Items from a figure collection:
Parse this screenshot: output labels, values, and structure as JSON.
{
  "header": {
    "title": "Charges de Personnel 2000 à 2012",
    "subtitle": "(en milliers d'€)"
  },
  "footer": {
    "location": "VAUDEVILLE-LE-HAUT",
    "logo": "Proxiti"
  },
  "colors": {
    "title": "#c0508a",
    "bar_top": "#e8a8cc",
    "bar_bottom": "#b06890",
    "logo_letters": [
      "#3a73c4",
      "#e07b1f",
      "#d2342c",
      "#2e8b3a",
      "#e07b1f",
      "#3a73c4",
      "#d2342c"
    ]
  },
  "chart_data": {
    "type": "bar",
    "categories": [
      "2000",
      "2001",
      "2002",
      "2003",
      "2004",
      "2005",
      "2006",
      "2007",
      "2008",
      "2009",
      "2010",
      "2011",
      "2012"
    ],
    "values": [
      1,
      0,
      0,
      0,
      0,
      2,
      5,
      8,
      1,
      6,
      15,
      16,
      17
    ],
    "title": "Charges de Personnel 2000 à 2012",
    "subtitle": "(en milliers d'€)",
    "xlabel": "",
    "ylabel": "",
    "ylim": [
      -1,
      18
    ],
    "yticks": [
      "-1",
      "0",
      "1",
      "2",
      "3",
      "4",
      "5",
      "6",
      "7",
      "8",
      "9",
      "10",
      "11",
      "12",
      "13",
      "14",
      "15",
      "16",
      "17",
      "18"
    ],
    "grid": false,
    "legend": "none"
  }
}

• **GIVEN PROBLEM**:
Say, as a number only, how many lines of the data contain "milliers".

• **RESPONSE BELOW**:
2